Stored records:
******

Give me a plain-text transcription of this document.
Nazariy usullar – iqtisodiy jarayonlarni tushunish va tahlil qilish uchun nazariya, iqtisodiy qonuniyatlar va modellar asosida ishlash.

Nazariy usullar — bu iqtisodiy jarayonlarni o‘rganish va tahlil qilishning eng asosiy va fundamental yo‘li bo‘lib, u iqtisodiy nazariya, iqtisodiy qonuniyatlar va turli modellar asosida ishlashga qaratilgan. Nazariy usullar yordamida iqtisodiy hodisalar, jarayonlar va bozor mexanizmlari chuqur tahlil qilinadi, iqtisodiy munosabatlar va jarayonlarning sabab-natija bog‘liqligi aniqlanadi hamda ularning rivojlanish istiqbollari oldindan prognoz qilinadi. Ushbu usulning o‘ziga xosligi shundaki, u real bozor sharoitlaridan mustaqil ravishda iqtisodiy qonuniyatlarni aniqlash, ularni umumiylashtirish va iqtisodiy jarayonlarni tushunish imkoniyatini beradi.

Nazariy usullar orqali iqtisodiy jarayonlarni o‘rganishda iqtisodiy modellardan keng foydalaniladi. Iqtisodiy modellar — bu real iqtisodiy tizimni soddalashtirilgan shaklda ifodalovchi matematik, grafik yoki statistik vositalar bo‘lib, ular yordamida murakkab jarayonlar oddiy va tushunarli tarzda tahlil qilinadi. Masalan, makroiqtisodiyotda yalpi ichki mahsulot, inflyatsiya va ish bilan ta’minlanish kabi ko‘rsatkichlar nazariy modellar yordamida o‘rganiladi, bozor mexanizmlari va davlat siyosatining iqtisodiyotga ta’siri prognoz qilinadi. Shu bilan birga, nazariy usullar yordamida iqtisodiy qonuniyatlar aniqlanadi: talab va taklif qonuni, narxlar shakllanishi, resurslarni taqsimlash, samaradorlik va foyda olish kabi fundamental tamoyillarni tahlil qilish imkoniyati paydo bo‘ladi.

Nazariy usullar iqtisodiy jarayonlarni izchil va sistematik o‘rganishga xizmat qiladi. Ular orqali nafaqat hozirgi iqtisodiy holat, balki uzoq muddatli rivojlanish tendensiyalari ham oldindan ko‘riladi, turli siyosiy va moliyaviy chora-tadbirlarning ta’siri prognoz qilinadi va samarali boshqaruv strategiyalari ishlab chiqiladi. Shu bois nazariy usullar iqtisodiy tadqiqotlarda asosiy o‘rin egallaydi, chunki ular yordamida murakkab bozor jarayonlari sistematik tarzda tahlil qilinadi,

******

# GIVEN TASK
Write out all the entries exactly.

# OUTPUT BELOW
Give me a plain-text transcription of this document.
Nazariy usullar – iqtisodiy jarayonlarni tushunish va tahlil qilish uchun nazariya, iqtisodiy qonuniyatlar va modellar asosida ishlash.

Nazariy usullar — bu iqtisodiy jarayonlarni o‘rganish va tahlil qilishning eng asosiy va fundamental yo‘li bo‘lib, u iqtisodiy nazariya, iqtisodiy qonuniyatlar va turli modellar asosida ishlashga qaratilgan. Nazariy usullar yordamida iqtisodiy hodisalar, jarayonlar va bozor mexanizmlari chuqur tahlil qilinadi, iqtisodiy munosabatlar va jarayonlarning sabab-natija bog‘liqligi aniqlanadi hamda ularning rivojlanish istiqbollari oldindan prognoz qilinadi. Ushbu usulning o‘ziga xosligi shundaki, u real bozor sharoitlaridan mustaqil ravishda iqtisodiy qonuniyatlarni aniqlash, ularni umumiylashtirish va iqtisodiy jarayonlarni tushunish imkoniyatini beradi.

Nazariy usullar orqali iqtisodiy jarayonlarni o‘rganishda iqtisodiy modellardan keng foydalaniladi. Iqtisodiy modellar — bu real iqtisodiy tizimni soddalashtirilgan shaklda ifodalovchi matematik, grafik yoki statistik vositalar bo‘lib, ular yordamida murakkab jarayonlar oddiy va tushunarli tarzda tahlil qilinadi. Masalan, makroiqtisodiyotda yalpi ichki mahsulot, inflyatsiya va ish bilan ta’minlanish kabi ko‘rsatkichlar nazariy modellar yordamida o‘rganiladi, bozor mexanizmlari va davlat siyosatining iqtisodiyotga ta’siri prognoz qilinadi. Shu bilan birga, nazariy usullar yordamida iqtisodiy qonuniyatlar aniqlanadi: talab va taklif qonuni, narxlar shakllanishi, resurslarni taqsimlash, samaradorlik va foyda olish kabi fundamental tamoyillarni tahlil qilish imkoniyati paydo bo‘ladi.

Nazariy usullar iqtisodiy jarayonlarni izchil va sistematik o‘rganishga xizmat qiladi. Ular orqali nafaqat hozirgi iqtisodiy holat, balki uzoq muddatli rivojlanish tendensiyalari ham oldindan ko‘riladi, turli siyosiy va moliyaviy chora-tadbirlarning ta’siri prognoz qilinadi va samarali boshqaruv strategiyalari ishlab chiqiladi. Shu bois nazariy usullar iqtisodiy tadqiqotlarda asosiy o‘rin egallaydi, chunki ular yordamida murakkab bozor jarayonlari sistematik tarzda tahlil qilinadi,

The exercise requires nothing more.